**WHAT YOU SHOULD DO**. Write out every entry exactly as it appears.

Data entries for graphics
+++
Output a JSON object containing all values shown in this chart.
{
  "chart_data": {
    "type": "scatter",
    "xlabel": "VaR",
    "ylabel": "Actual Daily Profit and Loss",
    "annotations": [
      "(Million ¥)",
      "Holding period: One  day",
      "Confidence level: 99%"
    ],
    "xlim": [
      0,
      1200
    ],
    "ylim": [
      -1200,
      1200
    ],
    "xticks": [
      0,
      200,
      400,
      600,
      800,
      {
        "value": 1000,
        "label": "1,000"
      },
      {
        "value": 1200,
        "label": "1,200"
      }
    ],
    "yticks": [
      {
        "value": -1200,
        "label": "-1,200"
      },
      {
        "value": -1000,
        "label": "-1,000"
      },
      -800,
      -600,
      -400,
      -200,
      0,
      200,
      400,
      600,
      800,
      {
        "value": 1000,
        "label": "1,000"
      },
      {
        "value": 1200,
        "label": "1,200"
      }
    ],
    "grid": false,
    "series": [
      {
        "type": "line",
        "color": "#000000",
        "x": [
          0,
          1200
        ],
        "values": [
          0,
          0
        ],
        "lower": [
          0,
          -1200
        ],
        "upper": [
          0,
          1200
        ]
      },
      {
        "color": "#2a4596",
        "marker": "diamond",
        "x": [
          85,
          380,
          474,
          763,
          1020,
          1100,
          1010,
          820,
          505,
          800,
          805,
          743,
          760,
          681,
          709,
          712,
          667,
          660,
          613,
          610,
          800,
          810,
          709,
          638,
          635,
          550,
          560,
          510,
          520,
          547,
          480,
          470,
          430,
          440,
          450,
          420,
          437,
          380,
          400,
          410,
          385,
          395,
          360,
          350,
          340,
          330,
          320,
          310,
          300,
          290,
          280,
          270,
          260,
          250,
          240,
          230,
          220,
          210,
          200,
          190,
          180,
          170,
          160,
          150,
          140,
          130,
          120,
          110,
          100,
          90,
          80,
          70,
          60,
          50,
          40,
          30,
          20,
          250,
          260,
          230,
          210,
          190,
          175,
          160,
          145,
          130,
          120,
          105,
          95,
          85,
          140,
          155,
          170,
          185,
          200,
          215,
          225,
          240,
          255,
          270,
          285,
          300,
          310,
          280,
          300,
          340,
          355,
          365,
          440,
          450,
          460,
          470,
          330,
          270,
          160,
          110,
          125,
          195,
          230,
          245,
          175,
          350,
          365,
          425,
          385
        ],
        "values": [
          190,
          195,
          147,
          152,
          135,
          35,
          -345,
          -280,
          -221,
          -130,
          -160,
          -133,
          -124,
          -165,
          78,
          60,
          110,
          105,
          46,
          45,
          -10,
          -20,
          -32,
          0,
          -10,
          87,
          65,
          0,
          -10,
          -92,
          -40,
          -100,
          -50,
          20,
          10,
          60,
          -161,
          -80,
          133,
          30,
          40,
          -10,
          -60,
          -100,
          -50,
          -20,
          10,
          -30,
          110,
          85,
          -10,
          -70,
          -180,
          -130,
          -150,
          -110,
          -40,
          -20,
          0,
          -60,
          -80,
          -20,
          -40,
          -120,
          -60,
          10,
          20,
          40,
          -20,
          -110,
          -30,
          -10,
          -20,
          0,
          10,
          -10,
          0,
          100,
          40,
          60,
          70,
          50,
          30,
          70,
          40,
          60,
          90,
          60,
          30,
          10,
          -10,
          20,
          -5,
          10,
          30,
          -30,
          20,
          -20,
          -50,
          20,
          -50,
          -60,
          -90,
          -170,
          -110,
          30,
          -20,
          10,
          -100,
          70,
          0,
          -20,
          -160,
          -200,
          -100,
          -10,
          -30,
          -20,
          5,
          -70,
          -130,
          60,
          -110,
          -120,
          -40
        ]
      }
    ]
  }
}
+++
**RESULT**.
Output a JSON object containing all values shown in this chart.
{
  "chart_data": {
    "type": "scatter",
    "xlabel": "VaR",
    "ylabel": "Actual Daily Profit and Loss",
    "annotations": [
      "(Million ¥)",
      "Holding period: One  day",
      "Confidence level: 99%"
    ],
    "xlim": [
      0,
      1200
    ],
    "ylim": [
      -1200,
      1200
    ],
    "xticks": [
      0,
      200,
      400,
      600,
      800,
      {
        "value": 1000,
        "label": "1,000"
      },
      {
        "value": 1200,
        "label": "1,200"
      }
    ],
    "yticks": [
      {
        "value": -1200,
        "label": "-1,200"
      },
      {
        "value": -1000,
        "label": "-1,000"
      },
      -800,
      -600,
      -400,
      -200,
      0,
      200,
      400,
      600,
      800,
      {
        "value": 1000,
        "label": "1,000"
      },
      {
        "value": 1200,
        "label": "1,200"
      }
    ],
    "grid": false,
    "series": [
      {
        "type": "line",
        "color": "#000000",
        "x": [
          0,
          1200
        ],
        "values": [
          0,
          0
        ],
        "lower": [
          0,
          -1200
        ],
        "upper": [
          0,
          1200
        ]
      },
      {
        "color": "#2a4596",
        "marker": "diamond",
        "x": [
          85,
          380,
          474,
          763,
          1020,
          1100,
          1010,
          820,
          505,
          800,
          805,
          743,
          760,
          681,
          709,
          712,
          667,
          660,
          613,
          610,
          800,
          810,
          709,
          638,
          635,
          550,
          560,
          510,
          520,
          547,
          480,
          470,
          430,
          440,
          450,
          420,
          437,
          380,
          400,
          410,
          385,
          395,
          360,
          350,
          340,
          330,
          320,
          310,
          300,
          290,
          280,
          270,
          260,
          250,
          240,
          230,
          220,
          210,
          200,
          190,
          180,
          170,
          160,
          150,
          140,
          130,
          120,
          110,
          100,
          90,
          80,
          70,
          60,
          50,
          40,
          30,
          20,
          250,
          260,
          230,
          210,
          190,
          175,
          160,
          145,
          130,
          120,
          105,
          95,
          85,
          140,
          155,
          170,
          185,
          200,
          215,
          225,
          240,
          255,
          270,
          285,
          300,
          310,
          280,
          300,
          340,
          355,
          365,
          440,
          450,
          460,
          470,
          330,
          270,
          160,
          110,
          125,
          195,
          230,
          245,
          175,
          350,
          365,
          425,
          385
        ],
        "values": [
          190,
          195,
          147,
          152,
          135,
          35,
          -345,
          -280,
          -221,
          -130,
          -160,
          -133,
          -124,
          -165,
          78,
          60,
          110,
          105,
          46,
          45,
          -10,
          -20,
          -32,
          0,
          -10,
          87,
          65,
          0,
          -10,
          -92,
          -40,
          -100,
          -50,
          20,
          10,
          60,
          -161,
          -80,
          133,
          30,
          40,
          -10,
          -60,
          -100,
          -50,
          -20,
          10,
          -30,
          110,
          85,
          -10,
          -70,
          -180,
          -130,
          -150,
          -110,
          -40,
          -20,
          0,
          -60,
          -80,
          -20,
          -40,
          -120,
          -60,
          10,
          20,
          40,
          -20,
          -110,
          -30,
          -10,
          -20,
          0,
          10,
          -10,
          0,
          100,
          40,
          60,
          70,
          50,
          30,
          70,
          40,
          60,
          90,
          60,
          30,
          10,
          -10,
          20,
          -5,
          10,
          30,
          -30,
          20,
          -20,
          -50,
          20,
          -50,
          -60,
          -90,
          -170,
          -110,
          30,
          -20,
          10,
          -100,
          70,
          0,
          -20,
          -160,
          -200,
          -100,
          -10,
          -30,
          -20,
          5,
          -70,
          -130,
          60,
          -110,
          -120,
          -40
        ]
      }
    ]
  }
}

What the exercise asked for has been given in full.